Start of MATERIAL TO PROCESS

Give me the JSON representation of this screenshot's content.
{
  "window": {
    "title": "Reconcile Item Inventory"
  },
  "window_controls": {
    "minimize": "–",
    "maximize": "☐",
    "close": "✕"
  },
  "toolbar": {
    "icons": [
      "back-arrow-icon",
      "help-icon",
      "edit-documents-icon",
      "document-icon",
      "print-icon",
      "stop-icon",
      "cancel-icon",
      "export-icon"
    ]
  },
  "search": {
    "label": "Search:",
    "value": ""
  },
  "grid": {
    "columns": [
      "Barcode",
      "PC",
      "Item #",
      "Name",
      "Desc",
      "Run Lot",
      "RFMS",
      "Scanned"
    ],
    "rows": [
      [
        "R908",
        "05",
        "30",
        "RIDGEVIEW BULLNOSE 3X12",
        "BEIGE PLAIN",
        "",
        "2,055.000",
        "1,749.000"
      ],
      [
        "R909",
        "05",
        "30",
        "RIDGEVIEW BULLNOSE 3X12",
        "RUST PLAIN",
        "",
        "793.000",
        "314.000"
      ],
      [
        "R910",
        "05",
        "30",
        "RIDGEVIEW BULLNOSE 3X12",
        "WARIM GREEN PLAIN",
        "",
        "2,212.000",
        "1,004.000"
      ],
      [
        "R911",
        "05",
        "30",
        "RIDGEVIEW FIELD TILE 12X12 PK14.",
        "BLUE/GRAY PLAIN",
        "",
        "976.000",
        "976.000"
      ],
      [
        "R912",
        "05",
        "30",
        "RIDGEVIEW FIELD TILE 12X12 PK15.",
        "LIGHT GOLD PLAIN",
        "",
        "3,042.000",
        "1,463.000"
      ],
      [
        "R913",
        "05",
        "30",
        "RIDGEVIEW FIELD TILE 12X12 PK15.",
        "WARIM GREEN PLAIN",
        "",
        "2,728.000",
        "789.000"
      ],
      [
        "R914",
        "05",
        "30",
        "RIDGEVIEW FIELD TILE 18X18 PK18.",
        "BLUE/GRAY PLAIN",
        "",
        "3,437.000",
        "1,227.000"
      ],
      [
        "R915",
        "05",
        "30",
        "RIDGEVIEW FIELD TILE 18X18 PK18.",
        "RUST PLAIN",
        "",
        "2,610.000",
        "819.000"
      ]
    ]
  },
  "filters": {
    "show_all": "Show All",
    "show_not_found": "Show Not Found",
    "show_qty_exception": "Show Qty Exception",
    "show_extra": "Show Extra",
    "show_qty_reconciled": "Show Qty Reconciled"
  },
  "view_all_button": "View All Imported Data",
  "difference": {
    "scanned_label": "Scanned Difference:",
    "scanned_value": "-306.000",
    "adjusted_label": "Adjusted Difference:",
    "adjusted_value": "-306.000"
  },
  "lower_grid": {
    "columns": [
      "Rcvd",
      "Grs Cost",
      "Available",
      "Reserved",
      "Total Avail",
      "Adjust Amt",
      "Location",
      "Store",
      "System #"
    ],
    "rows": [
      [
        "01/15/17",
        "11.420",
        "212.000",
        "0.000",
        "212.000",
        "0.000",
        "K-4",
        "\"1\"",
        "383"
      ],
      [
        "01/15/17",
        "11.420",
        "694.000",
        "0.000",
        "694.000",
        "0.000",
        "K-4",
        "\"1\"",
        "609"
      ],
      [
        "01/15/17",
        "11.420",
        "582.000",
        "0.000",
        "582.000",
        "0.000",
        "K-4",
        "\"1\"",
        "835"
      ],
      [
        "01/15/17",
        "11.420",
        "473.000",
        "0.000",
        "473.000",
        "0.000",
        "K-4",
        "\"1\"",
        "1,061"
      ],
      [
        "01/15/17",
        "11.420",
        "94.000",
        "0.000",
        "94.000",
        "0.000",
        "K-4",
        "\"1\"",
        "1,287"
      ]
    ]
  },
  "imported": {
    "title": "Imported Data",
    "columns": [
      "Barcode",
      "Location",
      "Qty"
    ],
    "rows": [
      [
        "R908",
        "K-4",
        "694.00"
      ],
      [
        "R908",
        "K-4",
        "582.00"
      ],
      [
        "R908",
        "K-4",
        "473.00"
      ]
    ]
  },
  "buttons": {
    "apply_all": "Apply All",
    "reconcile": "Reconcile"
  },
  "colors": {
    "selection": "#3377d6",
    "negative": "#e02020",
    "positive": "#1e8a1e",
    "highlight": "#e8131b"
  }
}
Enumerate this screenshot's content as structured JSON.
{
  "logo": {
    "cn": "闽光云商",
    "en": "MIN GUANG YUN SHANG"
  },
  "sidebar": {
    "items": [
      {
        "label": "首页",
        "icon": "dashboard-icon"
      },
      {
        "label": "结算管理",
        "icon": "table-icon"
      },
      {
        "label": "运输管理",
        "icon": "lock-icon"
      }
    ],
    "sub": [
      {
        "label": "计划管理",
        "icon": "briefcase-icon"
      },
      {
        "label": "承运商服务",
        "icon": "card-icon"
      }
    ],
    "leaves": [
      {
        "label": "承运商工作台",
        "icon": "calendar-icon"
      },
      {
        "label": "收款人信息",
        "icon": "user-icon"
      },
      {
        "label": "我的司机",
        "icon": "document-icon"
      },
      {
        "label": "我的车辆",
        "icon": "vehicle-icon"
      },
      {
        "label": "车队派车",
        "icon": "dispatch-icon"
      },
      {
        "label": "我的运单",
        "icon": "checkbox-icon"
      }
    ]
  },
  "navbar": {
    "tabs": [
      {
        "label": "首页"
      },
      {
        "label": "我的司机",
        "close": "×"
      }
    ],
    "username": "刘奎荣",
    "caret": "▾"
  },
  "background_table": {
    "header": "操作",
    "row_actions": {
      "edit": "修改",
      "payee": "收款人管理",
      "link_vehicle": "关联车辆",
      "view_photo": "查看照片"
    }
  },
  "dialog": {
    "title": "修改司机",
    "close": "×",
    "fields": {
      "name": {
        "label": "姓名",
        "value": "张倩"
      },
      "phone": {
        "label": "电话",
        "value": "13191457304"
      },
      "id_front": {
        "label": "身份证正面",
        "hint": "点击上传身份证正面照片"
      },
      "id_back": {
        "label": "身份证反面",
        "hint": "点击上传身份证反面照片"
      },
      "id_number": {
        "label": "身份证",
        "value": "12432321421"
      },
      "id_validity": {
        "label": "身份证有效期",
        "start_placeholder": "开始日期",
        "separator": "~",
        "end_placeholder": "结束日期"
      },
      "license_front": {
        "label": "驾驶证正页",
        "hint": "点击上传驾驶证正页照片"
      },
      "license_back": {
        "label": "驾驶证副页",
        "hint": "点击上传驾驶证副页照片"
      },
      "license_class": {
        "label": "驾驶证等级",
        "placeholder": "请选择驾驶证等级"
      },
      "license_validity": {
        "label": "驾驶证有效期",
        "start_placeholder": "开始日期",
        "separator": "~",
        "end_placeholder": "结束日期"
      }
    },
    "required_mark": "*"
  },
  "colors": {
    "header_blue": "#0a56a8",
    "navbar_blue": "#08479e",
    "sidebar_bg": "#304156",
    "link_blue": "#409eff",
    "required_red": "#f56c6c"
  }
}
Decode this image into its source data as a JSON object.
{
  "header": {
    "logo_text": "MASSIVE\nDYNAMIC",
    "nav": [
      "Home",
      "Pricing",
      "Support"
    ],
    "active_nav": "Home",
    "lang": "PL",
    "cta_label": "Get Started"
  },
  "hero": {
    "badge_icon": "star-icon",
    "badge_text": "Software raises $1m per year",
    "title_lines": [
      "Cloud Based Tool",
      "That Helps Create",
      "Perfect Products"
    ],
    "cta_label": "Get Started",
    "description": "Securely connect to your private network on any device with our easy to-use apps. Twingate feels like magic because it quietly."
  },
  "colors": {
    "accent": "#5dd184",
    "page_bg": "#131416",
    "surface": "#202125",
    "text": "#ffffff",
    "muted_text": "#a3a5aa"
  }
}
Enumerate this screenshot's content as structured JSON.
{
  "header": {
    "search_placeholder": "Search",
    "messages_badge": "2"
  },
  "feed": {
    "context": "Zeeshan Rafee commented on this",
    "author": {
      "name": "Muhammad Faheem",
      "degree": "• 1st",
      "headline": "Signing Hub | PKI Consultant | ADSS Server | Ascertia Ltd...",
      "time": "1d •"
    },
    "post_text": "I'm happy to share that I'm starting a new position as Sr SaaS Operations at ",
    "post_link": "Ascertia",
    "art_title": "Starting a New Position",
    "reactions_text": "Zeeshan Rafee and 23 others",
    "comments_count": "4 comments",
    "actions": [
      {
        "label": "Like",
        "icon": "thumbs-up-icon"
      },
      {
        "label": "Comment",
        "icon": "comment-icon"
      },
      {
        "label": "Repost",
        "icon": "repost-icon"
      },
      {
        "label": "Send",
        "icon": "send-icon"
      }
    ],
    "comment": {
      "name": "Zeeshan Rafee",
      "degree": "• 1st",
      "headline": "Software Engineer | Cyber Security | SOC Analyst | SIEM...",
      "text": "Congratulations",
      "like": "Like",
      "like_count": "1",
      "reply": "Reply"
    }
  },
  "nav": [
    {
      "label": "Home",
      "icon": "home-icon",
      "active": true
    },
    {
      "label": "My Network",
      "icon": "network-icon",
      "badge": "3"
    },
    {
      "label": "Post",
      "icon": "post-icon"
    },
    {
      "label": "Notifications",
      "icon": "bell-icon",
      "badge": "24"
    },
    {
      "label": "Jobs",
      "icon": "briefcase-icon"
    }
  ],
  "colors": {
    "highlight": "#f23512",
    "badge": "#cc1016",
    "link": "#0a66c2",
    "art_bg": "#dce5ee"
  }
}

End of MATERIAL TO PROCESS

== DO THIS ==
Pull every line containing "Zeeshan" from the data.

== OUTPUT FOR THIS EXERCISE ==
    "context": "Zeeshan Rafee commented on this",
    "reactions_text": "Zeeshan Rafee and 23 others",
      "name": "Zeeshan Rafee",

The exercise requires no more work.